Only the number is wanted: count the lines that contain "real".

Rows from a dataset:

──────────────────────────────

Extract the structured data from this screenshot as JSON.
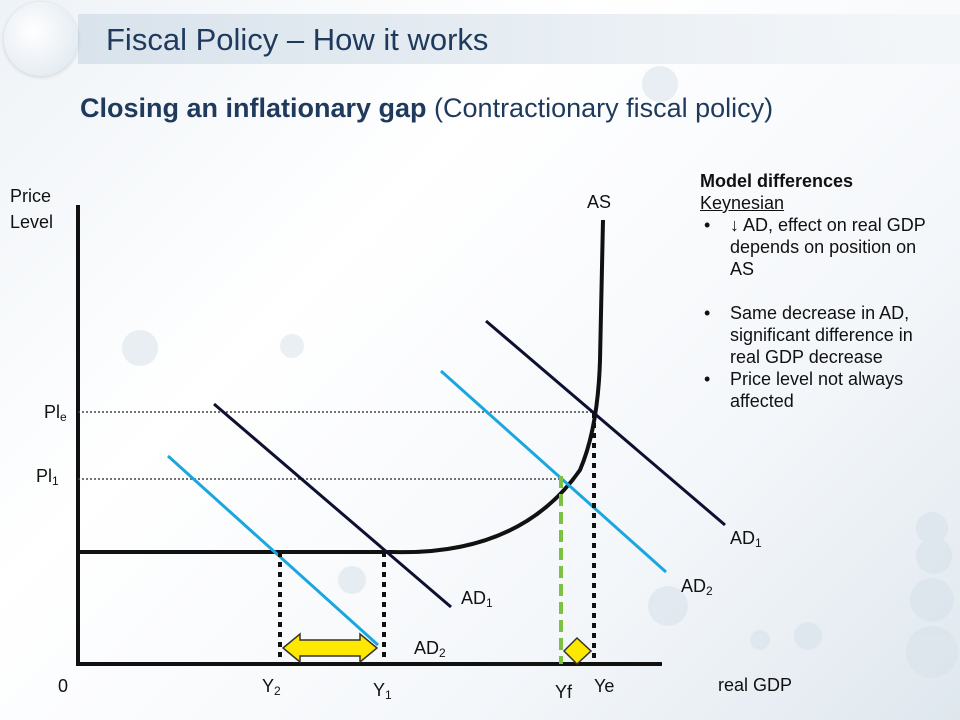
{
  "slide": {
    "title": "Fiscal Policy – How it works",
    "subtitle_bold": "Closing an inflationary gap",
    "subtitle_rest": "(Contractionary fiscal policy)"
  },
  "axes": {
    "y_label_line1": "Price",
    "y_label_line2": "Level",
    "x_label": "real GDP",
    "origin": "0"
  },
  "curves": {
    "as_label": "AS",
    "right_ad1": "AD",
    "right_ad1_sub": "1",
    "right_ad2": "AD",
    "right_ad2_sub": "2",
    "left_ad1": "AD",
    "left_ad1_sub": "1",
    "left_ad2": "AD",
    "left_ad2_sub": "2"
  },
  "price_levels": {
    "ple": "Pl",
    "ple_sub": "e",
    "pl1": "Pl",
    "pl1_sub": "1"
  },
  "x_markers": {
    "y2": "Y",
    "y2_sub": "2",
    "y1": "Y",
    "y1_sub": "1",
    "yf": "Yf",
    "ye": "Ye"
  },
  "notes": {
    "heading": "Model differences",
    "subheading": "Keynesian",
    "bullets": [
      "↓ AD, effect on real GDP depends on position on AS",
      "Same decrease in AD, significant difference in real GDP decrease",
      "Price level not always affected"
    ]
  },
  "colors": {
    "ad1": "#0d1030",
    "ad2": "#1aa7e0",
    "axis": "#111111",
    "yf_line": "#7dc142",
    "arrow_fill": "#ffe800"
  },
  "icons": [
    "pound-icon",
    "yen-icon",
    "euro-icon",
    "dollar-icon"
  ]
}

──────────────────────────────

TASK ANSWER:
3